---------- Texto del documento
Las protestas se han generalizado y no solo han conseguido paralizar parte del funcionamiento de la administración, sino que además afectan a sectores clave del país, como la sanidad, los transportes, la educación y la banca. La respuesta de la junta militar ha sido una represión cada vez más violenta, con la que busca aterrorizar y doblegar a la población.
La violencia, que hasta ahora se ha cobrado la vida de unas 1.500 personas, solo ha conseguido espolear aún más la resistencia civil. Por todo el país han surgido decenas de milicias populares que han creado las denominadas Fuerzas de Defensa del Pueblo (PDF), que operan en todo el territorio nacional y cuentan con el apoyo de grupos étnicos armados, que también hostigan al ejército cada vez con mayor virulencia. Se trata del brazo armado del clandestino Gobierno de Unidad Nacional (NUG), leal a San Suu Kyi y formado poco después del golpe.
La consecuencia de estos choques bélicos, del Covid-19 y de la desobediencia civil han sumido al país en una profunda crisis y han devastado su economía. Un panorama muy distinto del que imaginaba Aung Hling, que confiaba en que las empresas aplaudirían su toma del poder. Nada más lejos de la realidad. Firmas extranjeras como la noruega Telenor, la japonesa Kirin o la francesa Total han anunciado su marcha del país por el deterioro de los derechos humanos. Y muchas otras empresas locales han cerrado sus puertas, con lo que millones de personas han perdido su empleo o su fuente de ingresos, según Crisis Group.
Este panorama sombrío ha sido ratificado por el Banco Mundial. Tras calcular que el PIB de Myanmar cayó un 18% el año pasado y que para este el crecimiento será solo del 1%, la institución advierte de que sus pronósticos van en la línea de “una economía gravemente débil, alrededor de un 30% más pequeña de lo que sería en ausencia del Covid-19 y de no haber ocurrido el golpe”.
Una alerta a la que se suma la ONU, que estima que la pobreza puede duplicarse este año y afectar a unos 25 millones de personas, lo que supone casi la mitad de los 55 millones de habitantes de Myanmar. La represión militar ha provocado, además, que más de 320.000 civiles hayan huido de sus hogares en el último año, según cálculos de la organización.
«El PIB de Myanmar cayó un 18% el año pasado y para este, el Banco Mundial calcula que el crecimiento apenas llegará al 1%»
En el ámbito internacional, a Aung Hlaing tampoco le va mejor y aún pugna por su reconocimiento. Confiaba en que el descredito que había cosechado San Suu Kyi por la represión contra la minoría de los rohinyá le favorecería, pero no ha sido el caso. La ONU ha prestado poca atención al golpe de Myanmar debido al Covid-19, pero decidió dejar en su puesto al actual embajador birmano, que se ha declarado partidario del gobierno democrático, lo que le proporciona al NUG una magnifica plataforma internacional, para irritación del régimen. La Asociación de Naciones del Sudeste Asiático también le ha cerrado sus puertas y en una decisión sin precedentes decidió no invitarle a la cumbre de líderes ante la incomodidad que provocaba su presencia. Otro golpe bajo inesperado para el régimen castrense.
--------------------
Sobre el ejercicio - Según el texto sobre Myanmar, ¿qué sectores clave del país se ven afectados por las protestas? Enuméralos todos. Para responder, usa solo el texto sobre Myanmar.
---------- Extractos de datos
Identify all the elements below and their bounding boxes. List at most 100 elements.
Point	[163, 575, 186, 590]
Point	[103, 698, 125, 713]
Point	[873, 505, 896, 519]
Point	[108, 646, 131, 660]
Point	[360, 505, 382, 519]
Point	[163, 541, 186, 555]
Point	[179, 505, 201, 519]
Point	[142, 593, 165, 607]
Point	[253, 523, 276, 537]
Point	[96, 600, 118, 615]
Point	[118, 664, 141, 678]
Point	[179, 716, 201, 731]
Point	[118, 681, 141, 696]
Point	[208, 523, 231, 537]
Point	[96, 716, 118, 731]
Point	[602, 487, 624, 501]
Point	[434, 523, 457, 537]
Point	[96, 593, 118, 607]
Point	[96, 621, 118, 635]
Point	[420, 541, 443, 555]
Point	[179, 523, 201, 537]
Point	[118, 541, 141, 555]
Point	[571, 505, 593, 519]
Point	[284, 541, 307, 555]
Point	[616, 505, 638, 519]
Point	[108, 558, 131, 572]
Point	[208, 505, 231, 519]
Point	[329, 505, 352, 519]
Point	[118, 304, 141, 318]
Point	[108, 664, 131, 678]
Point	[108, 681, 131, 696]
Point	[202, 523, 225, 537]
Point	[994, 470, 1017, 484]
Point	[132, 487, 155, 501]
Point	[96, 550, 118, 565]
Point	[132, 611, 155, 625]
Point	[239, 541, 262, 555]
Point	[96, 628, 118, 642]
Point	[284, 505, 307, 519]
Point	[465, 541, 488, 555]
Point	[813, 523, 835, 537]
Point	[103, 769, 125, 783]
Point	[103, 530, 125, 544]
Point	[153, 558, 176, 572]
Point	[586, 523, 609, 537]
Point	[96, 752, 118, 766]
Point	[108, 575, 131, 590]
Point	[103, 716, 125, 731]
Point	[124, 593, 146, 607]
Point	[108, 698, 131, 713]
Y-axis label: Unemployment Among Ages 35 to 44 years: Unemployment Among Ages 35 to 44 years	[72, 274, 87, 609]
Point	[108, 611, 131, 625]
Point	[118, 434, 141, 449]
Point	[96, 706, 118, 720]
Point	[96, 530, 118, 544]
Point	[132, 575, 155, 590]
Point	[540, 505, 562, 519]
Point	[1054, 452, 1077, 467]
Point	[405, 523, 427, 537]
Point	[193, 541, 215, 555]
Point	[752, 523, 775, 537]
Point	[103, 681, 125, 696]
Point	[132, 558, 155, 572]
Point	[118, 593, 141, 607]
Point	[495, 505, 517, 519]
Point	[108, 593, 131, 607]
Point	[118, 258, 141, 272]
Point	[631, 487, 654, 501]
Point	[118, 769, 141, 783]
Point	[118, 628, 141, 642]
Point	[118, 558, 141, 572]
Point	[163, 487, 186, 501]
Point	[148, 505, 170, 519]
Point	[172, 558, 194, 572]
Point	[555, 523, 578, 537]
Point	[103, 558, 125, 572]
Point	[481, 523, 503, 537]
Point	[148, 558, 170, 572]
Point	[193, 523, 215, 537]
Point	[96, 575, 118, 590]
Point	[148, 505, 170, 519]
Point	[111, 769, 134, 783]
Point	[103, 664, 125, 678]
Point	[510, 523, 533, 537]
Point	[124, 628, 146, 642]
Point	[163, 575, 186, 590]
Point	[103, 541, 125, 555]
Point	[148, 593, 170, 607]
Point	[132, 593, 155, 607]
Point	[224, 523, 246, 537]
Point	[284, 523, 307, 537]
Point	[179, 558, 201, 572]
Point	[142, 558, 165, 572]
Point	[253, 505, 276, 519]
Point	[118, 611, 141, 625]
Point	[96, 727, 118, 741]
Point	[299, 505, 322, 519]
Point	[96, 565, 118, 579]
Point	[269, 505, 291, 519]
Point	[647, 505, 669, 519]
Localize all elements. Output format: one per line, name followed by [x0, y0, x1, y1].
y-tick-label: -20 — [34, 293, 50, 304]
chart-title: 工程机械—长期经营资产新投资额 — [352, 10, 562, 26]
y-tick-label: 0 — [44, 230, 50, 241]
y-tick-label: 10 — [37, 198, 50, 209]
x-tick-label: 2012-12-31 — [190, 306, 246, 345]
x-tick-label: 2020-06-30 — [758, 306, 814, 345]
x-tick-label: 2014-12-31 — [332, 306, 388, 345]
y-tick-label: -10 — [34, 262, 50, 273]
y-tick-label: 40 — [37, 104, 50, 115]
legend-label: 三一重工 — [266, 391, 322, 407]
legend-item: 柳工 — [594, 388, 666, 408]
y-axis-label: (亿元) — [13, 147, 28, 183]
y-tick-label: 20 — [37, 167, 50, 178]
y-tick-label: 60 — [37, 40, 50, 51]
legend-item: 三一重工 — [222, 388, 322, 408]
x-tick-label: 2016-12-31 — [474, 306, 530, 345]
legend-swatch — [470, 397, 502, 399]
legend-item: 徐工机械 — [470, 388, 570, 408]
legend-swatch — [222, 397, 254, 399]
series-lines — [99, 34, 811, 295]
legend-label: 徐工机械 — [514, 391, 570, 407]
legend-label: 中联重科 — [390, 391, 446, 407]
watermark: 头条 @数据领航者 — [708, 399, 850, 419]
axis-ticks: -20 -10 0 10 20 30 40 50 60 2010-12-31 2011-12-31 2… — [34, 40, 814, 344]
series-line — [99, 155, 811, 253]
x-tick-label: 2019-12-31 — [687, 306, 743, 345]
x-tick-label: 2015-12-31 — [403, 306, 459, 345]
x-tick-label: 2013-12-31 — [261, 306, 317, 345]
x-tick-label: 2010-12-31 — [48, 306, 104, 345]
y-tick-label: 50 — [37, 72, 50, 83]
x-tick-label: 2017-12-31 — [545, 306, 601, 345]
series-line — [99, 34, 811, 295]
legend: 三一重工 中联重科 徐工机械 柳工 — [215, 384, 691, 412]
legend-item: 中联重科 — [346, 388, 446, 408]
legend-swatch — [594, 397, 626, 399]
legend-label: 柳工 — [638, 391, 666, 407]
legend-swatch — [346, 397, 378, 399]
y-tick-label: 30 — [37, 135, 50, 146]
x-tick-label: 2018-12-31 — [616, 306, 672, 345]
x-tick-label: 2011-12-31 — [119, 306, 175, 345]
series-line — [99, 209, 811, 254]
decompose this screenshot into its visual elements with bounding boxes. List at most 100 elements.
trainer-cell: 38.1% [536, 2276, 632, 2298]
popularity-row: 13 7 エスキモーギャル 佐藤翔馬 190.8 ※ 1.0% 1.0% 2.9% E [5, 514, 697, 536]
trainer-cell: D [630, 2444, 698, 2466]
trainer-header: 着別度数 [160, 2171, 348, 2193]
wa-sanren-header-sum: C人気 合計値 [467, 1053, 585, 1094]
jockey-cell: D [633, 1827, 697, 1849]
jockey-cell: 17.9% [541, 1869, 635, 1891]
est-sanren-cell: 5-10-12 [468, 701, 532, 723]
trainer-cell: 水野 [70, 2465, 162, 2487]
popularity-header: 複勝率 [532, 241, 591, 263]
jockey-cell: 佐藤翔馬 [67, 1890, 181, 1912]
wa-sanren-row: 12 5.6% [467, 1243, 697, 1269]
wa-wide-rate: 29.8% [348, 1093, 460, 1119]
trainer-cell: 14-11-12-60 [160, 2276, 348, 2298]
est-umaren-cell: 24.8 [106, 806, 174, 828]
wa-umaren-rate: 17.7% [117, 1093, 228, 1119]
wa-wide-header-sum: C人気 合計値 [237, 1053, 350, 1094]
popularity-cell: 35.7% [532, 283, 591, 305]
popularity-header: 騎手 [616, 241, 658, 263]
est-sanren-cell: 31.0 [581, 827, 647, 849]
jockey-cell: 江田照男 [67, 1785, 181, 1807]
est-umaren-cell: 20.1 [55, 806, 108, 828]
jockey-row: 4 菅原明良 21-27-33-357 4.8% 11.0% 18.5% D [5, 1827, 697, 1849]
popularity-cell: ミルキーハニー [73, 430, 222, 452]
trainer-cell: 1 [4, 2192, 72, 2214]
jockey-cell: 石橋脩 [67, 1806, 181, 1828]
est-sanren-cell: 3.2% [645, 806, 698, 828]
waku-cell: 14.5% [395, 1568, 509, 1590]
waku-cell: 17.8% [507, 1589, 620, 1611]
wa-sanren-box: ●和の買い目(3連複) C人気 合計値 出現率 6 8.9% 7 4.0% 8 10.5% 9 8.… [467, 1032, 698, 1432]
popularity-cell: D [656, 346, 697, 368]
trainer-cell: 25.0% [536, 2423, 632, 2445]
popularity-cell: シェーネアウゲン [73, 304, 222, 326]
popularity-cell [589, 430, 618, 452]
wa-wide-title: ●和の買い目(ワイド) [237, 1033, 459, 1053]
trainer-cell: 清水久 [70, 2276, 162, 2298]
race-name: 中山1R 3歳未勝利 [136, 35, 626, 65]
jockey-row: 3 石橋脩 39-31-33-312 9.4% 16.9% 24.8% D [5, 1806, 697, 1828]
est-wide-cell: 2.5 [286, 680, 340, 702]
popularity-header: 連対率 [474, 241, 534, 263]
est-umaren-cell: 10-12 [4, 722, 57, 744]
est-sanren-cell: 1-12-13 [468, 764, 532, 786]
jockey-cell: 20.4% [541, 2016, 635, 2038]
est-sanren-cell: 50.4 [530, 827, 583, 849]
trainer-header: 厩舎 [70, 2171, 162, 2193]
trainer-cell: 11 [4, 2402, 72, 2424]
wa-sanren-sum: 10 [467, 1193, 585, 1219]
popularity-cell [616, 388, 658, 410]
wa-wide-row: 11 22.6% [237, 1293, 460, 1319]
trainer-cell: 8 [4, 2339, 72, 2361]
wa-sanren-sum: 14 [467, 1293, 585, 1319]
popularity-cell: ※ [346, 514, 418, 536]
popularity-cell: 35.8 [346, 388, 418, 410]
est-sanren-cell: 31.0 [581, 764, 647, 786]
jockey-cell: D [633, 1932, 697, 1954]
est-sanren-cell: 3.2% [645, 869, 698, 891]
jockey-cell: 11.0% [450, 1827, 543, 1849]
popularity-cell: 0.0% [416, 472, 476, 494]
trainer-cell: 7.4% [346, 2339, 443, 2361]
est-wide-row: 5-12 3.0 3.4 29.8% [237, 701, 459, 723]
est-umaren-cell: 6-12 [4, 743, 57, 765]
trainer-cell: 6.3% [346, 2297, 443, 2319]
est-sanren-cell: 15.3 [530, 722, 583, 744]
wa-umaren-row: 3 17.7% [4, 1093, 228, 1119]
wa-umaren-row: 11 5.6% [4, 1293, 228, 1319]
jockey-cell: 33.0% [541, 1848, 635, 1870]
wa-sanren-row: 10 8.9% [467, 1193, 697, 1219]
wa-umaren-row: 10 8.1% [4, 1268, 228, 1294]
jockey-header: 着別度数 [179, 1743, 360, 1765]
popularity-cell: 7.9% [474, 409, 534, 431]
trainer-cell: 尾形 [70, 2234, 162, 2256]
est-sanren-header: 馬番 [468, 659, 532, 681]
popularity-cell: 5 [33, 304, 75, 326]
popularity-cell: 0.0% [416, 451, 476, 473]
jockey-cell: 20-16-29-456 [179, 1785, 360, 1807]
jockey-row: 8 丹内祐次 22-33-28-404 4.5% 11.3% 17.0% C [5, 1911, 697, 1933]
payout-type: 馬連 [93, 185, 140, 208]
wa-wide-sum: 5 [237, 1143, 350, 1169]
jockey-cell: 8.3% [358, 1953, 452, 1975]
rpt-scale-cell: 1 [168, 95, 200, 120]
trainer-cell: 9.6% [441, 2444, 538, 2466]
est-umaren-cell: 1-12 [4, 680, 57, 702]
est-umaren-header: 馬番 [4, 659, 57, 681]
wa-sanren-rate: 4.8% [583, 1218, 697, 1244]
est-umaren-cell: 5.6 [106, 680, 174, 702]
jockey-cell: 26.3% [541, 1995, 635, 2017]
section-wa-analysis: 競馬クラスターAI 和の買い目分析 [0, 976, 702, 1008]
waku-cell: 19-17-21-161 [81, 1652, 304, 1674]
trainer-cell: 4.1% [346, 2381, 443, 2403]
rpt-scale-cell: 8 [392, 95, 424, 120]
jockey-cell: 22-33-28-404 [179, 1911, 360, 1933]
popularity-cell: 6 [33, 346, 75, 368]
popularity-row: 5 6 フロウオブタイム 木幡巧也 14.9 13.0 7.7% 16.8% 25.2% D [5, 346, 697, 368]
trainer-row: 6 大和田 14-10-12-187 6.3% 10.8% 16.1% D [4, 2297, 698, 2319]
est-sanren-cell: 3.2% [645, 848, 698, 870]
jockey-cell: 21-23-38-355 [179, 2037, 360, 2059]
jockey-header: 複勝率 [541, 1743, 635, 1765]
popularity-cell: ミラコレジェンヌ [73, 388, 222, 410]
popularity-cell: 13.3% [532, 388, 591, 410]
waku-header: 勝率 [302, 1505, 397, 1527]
--------------------
Respuesta - La sanidad, los transportes, la educación y la banca.